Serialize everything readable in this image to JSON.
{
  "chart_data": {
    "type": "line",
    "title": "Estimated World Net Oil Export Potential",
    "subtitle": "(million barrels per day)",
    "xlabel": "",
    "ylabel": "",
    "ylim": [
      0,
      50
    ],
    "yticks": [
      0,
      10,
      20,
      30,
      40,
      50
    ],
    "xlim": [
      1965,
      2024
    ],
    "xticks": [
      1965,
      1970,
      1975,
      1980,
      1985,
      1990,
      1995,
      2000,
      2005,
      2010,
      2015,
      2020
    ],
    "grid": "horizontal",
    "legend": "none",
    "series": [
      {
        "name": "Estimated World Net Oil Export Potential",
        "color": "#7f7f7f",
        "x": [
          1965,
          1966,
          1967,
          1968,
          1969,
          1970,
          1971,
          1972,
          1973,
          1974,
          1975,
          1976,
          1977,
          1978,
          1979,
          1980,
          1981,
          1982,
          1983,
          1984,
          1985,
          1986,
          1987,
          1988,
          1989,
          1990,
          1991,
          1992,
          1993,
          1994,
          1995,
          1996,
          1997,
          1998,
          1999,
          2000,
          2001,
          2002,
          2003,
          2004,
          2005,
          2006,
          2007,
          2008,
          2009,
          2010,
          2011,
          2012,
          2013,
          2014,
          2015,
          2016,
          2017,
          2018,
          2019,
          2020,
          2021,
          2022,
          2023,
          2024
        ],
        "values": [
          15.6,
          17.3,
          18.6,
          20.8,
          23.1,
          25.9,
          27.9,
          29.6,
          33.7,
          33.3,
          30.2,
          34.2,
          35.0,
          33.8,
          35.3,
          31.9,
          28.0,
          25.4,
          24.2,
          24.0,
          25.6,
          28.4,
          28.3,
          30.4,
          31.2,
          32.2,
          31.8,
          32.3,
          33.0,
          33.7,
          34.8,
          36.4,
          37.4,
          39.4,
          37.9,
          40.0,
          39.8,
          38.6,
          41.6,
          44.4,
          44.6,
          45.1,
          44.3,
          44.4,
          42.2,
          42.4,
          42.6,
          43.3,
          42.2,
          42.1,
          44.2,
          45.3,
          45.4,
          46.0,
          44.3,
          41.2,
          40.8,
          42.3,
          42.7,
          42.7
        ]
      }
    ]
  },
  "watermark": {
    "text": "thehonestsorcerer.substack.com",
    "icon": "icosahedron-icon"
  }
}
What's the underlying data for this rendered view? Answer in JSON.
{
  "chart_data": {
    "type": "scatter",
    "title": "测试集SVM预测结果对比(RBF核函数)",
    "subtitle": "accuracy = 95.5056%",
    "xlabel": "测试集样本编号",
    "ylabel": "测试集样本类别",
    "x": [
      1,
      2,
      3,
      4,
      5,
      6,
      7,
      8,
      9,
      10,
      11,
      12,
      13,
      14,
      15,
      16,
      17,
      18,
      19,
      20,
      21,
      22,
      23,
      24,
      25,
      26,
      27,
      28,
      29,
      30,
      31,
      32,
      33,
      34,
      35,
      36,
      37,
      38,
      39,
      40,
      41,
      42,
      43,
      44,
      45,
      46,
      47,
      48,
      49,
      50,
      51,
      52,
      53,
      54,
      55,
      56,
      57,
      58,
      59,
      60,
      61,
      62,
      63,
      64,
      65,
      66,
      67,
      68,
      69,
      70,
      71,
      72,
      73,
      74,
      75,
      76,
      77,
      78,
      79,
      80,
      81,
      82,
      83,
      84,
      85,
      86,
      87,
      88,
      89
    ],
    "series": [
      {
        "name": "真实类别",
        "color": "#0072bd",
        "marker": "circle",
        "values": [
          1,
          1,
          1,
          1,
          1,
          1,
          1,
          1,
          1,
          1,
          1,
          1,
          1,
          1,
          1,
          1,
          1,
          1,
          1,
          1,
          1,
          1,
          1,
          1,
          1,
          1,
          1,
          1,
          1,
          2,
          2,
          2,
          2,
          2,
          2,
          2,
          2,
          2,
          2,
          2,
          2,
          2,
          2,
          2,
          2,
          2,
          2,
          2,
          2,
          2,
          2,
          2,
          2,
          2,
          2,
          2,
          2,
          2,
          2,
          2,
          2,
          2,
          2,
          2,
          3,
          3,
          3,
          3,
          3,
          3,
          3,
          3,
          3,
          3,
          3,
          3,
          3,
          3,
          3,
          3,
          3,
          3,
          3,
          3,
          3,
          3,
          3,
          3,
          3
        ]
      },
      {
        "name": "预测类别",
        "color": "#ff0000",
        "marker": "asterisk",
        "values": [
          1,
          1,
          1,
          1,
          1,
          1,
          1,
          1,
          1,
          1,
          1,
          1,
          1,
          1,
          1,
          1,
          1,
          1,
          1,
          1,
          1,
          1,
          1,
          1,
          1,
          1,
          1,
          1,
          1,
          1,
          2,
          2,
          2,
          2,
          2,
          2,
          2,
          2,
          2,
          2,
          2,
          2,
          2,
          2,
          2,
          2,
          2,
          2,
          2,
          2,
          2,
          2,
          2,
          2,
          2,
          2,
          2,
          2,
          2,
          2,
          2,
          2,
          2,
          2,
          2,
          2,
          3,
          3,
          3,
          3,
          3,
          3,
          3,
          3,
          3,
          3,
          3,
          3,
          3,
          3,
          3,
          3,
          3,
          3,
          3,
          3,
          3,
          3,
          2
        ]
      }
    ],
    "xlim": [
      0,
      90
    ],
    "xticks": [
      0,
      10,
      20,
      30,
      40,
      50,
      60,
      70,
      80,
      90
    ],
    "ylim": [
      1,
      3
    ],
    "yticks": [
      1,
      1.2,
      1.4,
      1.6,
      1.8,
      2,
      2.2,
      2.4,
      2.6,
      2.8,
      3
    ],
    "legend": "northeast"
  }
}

-----

Direction: Set down the material above again, word for word.

Final result:
Serialize everything readable in this image to JSON.
{
  "chart_data": {
    "type": "line",
    "title": "Estimated World Net Oil Export Potential",
    "subtitle": "(million barrels per day)",
    "xlabel": "",
    "ylabel": "",
    "ylim": [
      0,
      50
    ],
    "yticks": [
      0,
      10,
      20,
      30,
      40,
      50
    ],
    "xlim": [
      1965,
      2024
    ],
    "xticks": [
      1965,
      1970,
      1975,
      1980,
      1985,
      1990,
      1995,
      2000,
      2005,
      2010,
      2015,
      2020
    ],
    "grid": "horizontal",
    "legend": "none",
    "series": [
      {
        "name": "Estimated World Net Oil Export Potential",
        "color": "#7f7f7f",
        "x": [
          1965,
          1966,
          1967,
          1968,
          1969,
          1970,
          1971,
          1972,
          1973,
          1974,
          1975,
          1976,
          1977,
          1978,
          1979,
          1980,
          1981,
          1982,
          1983,
          1984,
          1985,
          1986,
          1987,
          1988,
          1989,
          1990,
          1991,
          1992,
          1993,
          1994,
          1995,
          1996,
          1997,
          1998,
          1999,
          2000,
          2001,
          2002,
          2003,
          2004,
          2005,
          2006,
          2007,
          2008,
          2009,
          2010,
          2011,
          2012,
          2013,
          2014,
          2015,
          2016,
          2017,
          2018,
          2019,
          2020,
          2021,
          2022,
          2023,
          2024
        ],
        "values": [
          15.6,
          17.3,
          18.6,
          20.8,
          23.1,
          25.9,
          27.9,
          29.6,
          33.7,
          33.3,
          30.2,
          34.2,
          35.0,
          33.8,
          35.3,
          31.9,
          28.0,
          25.4,
          24.2,
          24.0,
          25.6,
          28.4,
          28.3,
          30.4,
          31.2,
          32.2,
          31.8,
          32.3,
          33.0,
          33.7,
          34.8,
          36.4,
          37.4,
          39.4,
          37.9,
          40.0,
          39.8,
          38.6,
          41.6,
          44.4,
          44.6,
          45.1,
          44.3,
          44.4,
          42.2,
          42.4,
          42.6,
          43.3,
          42.2,
          42.1,
          44.2,
          45.3,
          45.4,
          46.0,
          44.3,
          41.2,
          40.8,
          42.3,
          42.7,
          42.7
        ]
      }
    ]
  },
  "watermark": {
    "text": "thehonestsorcerer.substack.com",
    "icon": "icosahedron-icon"
  }
}
What's the underlying data for this rendered view? Answer in JSON.
{
  "chart_data": {
    "type": "scatter",
    "title": "测试集SVM预测结果对比(RBF核函数)",
    "subtitle": "accuracy = 95.5056%",
    "xlabel": "测试集样本编号",
    "ylabel": "测试集样本类别",
    "x": [
      1,
      2,
      3,
      4,
      5,
      6,
      7,
      8,
      9,
      10,
      11,
      12,
      13,
      14,
      15,
      16,
      17,
      18,
      19,
      20,
      21,
      22,
      23,
      24,
      25,
      26,
      27,
      28,
      29,
      30,
      31,
      32,
      33,
      34,
      35,
      36,
      37,
      38,
      39,
      40,
      41,
      42,
      43,
      44,
      45,
      46,
      47,
      48,
      49,
      50,
      51,
      52,
      53,
      54,
      55,
      56,
      57,
      58,
      59,
      60,
      61,
      62,
      63,
      64,
      65,
      66,
      67,
      68,
      69,
      70,
      71,
      72,
      73,
      74,
      75,
      76,
      77,
      78,
      79,
      80,
      81,
      82,
      83,
      84,
      85,
      86,
      87,
      88,
      89
    ],
    "series": [
      {
        "name": "真实类别",
        "color": "#0072bd",
        "marker": "circle",
        "values": [
          1,
          1,
          1,
          1,
          1,
          1,
          1,
          1,
          1,
          1,
          1,
          1,
          1,
          1,
          1,
          1,
          1,
          1,
          1,
          1,
          1,
          1,
          1,
          1,
          1,
          1,
          1,
          1,
          1,
          2,
          2,
          2,
          2,
          2,
          2,
          2,
          2,
          2,
          2,
          2,
          2,
          2,
          2,
          2,
          2,
          2,
          2,
          2,
          2,
          2,
          2,
          2,
          2,
          2,
          2,
          2,
          2,
          2,
          2,
          2,
          2,
          2,
          2,
          2,
          3,
          3,
          3,
          3,
          3,
          3,
          3,
          3,
          3,
          3,
          3,
          3,
          3,
          3,
          3,
          3,
          3,
          3,
          3,
          3,
          3,
          3,
          3,
          3,
          3
        ]
      },
      {
        "name": "预测类别",
        "color": "#ff0000",
        "marker": "asterisk",
        "values": [
          1,
          1,
          1,
          1,
          1,
          1,
          1,
          1,
          1,
          1,
          1,
          1,
          1,
          1,
          1,
          1,
          1,
          1,
          1,
          1,
          1,
          1,
          1,
          1,
          1,
          1,
          1,
          1,
          1,
          1,
          2,
          2,
          2,
          2,
          2,
          2,
          2,
          2,
          2,
          2,
          2,
          2,
          2,
          2,
          2,
          2,
          2,
          2,
          2,
          2,
          2,
          2,
          2,
          2,
          2,
          2,
          2,
          2,
          2,
          2,
          2,
          2,
          2,
          2,
          2,
          2,
          3,
          3,
          3,
          3,
          3,
          3,
          3,
          3,
          3,
          3,
          3,
          3,
          3,
          3,
          3,
          3,
          3,
          3,
          3,
          3,
          3,
          3,
          2
        ]
      }
    ],
    "xlim": [
      0,
      90
    ],
    "xticks": [
      0,
      10,
      20,
      30,
      40,
      50,
      60,
      70,
      80,
      90
    ],
    "ylim": [
      1,
      3
    ],
    "yticks": [
      1,
      1.2,
      1.4,
      1.6,
      1.8,
      2,
      2.2,
      2.4,
      2.6,
      2.8,
      3
    ],
    "legend": "northeast"
  }
}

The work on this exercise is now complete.